→ **EXERCISE INSTRUCTIONS**:
In the profile of Finian Stronach below, rewrite the paragraph beginning "For a year after he left Friends’" in fewer words, keeping its main facts.

Finian Stronach (Class of 2008) – The Joy of Flying
Posted on October 15, 2025

For a year after he left Friends’, Finian Stronach (2008) worked casual jobs to fund a dream: to get his commercial pilot’s licence. Fin had known since primary school that he wanted to fly, and even though he went on to love and complete his degree in environmental science at UTAS, one of the best things about his studies was that, for almost five years, he could use what he was learning about geography and geology when he was piloting Par Avion scenic flights to south-west Tasmania’s World Heritage Area.
“I was that kid with remote-control planes or kites or balsa wood planes,” says Fin, who’s now a captain at Jetstar Airways. “I was the one always down at McCann’s Model World, looking to find the little MiG or DC-3 I hadn’t built yet to put on my shelf.” When he started at Friends’ in Year 6, and his teacher Jon Bath helped the class make rockets, “It triggered something inside me,” Fin says. “I wanted to do something with aviation one day.” He talked to Adam Chambers, another Friends’ teacher and a pilot. “The teachers at Friends’ are fantastic,” says Fin. “They never said: this is what you must do. It was more like: you can do whatever you want to do.”

→ **RECORDED INFORMATION**:
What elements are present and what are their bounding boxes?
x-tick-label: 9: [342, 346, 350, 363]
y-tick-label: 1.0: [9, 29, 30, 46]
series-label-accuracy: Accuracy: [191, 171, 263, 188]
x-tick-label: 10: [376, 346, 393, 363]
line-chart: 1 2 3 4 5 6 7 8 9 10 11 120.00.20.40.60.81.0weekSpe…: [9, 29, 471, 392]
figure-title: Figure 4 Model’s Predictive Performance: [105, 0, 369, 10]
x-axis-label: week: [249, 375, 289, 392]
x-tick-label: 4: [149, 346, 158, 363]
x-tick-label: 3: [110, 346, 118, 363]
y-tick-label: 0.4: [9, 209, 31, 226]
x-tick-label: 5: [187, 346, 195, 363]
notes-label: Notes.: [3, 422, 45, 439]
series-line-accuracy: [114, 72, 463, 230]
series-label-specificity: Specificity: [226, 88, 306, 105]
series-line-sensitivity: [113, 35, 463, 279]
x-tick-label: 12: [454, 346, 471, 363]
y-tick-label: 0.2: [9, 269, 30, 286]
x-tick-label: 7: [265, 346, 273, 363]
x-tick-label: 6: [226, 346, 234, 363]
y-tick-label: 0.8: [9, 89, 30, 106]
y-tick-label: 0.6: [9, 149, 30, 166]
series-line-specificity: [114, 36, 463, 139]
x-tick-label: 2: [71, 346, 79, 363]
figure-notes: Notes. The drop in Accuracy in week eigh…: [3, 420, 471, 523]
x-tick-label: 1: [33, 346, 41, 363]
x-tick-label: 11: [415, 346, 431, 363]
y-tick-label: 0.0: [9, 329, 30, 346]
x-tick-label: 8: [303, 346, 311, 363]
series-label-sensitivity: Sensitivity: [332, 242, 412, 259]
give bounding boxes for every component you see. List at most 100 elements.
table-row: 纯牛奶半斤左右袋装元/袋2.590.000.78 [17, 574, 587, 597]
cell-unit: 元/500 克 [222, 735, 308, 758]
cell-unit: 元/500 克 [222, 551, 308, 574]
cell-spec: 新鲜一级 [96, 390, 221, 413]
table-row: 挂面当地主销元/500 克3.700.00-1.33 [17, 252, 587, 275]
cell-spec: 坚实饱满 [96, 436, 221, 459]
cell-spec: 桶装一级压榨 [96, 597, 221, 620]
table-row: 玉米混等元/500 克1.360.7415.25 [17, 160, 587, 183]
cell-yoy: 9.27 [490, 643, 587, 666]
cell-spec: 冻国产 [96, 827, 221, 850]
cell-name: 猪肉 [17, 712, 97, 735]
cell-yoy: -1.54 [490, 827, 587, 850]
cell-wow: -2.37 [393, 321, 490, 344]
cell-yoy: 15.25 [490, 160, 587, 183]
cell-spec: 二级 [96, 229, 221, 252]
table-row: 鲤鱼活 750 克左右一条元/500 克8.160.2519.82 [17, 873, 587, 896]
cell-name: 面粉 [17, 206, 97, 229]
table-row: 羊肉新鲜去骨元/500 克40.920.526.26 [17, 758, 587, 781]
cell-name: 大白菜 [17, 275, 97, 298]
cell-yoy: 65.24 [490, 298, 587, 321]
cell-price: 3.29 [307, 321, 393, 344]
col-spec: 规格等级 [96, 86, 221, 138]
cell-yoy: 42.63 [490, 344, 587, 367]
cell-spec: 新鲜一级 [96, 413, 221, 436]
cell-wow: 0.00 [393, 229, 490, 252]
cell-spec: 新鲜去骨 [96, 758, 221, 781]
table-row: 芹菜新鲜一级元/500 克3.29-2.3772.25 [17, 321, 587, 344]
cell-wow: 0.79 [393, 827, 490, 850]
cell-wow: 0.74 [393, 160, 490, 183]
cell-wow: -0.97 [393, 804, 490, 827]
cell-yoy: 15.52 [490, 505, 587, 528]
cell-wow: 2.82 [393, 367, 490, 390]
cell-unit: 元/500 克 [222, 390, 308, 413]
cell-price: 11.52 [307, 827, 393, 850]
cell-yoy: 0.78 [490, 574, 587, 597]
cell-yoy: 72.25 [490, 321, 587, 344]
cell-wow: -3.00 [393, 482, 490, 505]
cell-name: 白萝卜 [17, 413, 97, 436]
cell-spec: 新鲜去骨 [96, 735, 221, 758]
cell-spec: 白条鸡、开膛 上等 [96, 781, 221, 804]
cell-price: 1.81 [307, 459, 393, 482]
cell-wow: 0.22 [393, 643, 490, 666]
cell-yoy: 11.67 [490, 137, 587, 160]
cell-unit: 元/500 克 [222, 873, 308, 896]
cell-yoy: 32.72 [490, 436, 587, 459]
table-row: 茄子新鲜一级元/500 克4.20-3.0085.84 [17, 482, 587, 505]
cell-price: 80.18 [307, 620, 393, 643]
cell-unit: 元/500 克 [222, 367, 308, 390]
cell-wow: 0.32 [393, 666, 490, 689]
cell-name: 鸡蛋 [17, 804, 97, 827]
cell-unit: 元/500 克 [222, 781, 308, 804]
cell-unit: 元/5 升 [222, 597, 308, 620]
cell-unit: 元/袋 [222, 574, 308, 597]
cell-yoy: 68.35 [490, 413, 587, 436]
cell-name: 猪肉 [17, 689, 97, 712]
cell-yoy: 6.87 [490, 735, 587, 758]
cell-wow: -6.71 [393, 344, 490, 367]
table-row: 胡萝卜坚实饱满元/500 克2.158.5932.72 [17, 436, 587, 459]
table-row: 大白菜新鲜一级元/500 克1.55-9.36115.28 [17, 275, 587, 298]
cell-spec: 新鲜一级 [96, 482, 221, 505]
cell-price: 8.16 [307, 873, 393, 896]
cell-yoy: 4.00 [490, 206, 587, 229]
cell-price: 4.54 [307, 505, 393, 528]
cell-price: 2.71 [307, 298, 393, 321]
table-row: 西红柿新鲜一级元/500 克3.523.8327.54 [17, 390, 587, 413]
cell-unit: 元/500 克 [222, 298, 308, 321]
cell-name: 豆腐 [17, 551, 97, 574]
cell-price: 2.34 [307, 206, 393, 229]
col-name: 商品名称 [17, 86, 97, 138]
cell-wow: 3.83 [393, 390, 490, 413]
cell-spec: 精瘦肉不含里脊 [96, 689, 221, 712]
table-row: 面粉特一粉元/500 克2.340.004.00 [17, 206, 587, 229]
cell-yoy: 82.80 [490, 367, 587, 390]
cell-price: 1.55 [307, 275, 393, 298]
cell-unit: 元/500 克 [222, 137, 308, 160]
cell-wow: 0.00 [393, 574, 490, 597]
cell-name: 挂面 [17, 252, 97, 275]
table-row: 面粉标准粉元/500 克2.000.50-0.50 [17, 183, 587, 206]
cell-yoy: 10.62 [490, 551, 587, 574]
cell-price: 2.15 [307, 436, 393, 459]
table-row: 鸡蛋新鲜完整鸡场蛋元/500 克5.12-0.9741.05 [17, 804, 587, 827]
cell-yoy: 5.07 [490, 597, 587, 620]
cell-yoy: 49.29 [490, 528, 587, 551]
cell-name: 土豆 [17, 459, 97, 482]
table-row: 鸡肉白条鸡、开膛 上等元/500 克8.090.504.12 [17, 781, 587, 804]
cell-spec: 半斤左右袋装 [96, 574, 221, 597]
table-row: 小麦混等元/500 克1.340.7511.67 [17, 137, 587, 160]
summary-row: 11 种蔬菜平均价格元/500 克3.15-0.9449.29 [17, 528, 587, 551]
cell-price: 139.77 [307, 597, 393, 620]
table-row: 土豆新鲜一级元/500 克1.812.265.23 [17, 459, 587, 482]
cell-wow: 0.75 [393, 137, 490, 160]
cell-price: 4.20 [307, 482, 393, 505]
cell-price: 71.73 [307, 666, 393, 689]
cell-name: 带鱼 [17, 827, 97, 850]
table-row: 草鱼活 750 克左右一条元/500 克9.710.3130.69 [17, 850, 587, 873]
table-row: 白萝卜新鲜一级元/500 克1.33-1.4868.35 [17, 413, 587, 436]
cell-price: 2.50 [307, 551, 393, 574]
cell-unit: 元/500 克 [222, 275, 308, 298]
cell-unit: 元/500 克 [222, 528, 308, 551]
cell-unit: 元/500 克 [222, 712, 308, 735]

→ **SOLUTION FOR THIS PROBLEM**:
After leaving Friends’, Finian Stronach (2008) spent a year in casual jobs to pay for his commercial pilot’s license. He had wanted to fly since primary school. He also loved and completed an environmental science degree at UTAS. For almost five years, he used its geography and geology while piloting Par Avion scenic flights over south-west Tasmania’s World Heritage Area.